Reproduce all of the data that follows, character for character.

--*--

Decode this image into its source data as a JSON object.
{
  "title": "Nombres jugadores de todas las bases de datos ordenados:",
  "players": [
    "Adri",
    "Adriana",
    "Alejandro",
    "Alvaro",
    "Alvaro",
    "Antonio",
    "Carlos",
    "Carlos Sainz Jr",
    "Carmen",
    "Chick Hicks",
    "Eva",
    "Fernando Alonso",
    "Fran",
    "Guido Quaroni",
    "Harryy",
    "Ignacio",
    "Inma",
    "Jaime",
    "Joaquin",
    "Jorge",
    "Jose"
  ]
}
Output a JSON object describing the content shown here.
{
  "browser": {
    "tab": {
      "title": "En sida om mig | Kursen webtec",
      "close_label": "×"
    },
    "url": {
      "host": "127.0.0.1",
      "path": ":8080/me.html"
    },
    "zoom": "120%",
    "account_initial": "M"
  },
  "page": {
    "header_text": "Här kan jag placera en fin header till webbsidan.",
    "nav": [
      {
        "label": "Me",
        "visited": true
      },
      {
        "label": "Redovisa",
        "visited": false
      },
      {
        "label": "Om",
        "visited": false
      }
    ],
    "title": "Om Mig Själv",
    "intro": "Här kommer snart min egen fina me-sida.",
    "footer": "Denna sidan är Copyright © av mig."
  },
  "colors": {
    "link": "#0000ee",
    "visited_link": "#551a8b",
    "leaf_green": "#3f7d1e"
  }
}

--*--

_Answer for this exercise_.
Decode this image into its source data as a JSON object.
{
  "title": "Nombres jugadores de todas las bases de datos ordenados:",
  "players": [
    "Adri",
    "Adriana",
    "Alejandro",
    "Alvaro",
    "Alvaro",
    "Antonio",
    "Carlos",
    "Carlos Sainz Jr",
    "Carmen",
    "Chick Hicks",
    "Eva",
    "Fernando Alonso",
    "Fran",
    "Guido Quaroni",
    "Harryy",
    "Ignacio",
    "Inma",
    "Jaime",
    "Joaquin",
    "Jorge",
    "Jose"
  ]
}
Output a JSON object describing the content shown here.
{
  "browser": {
    "tab": {
      "title": "En sida om mig | Kursen webtec",
      "close_label": "×"
    },
    "url": {
      "host": "127.0.0.1",
      "path": ":8080/me.html"
    },
    "zoom": "120%",
    "account_initial": "M"
  },
  "page": {
    "header_text": "Här kan jag placera en fin header till webbsidan.",
    "nav": [
      {
        "label": "Me",
        "visited": true
      },
      {
        "label": "Redovisa",
        "visited": false
      },
      {
        "label": "Om",
        "visited": false
      }
    ],
    "title": "Om Mig Själv",
    "intro": "Här kommer snart min egen fina me-sida.",
    "footer": "Denna sidan är Copyright © av mig."
  },
  "colors": {
    "link": "#0000ee",
    "visited_link": "#551a8b",
    "leaf_green": "#3f7d1e"
  }
}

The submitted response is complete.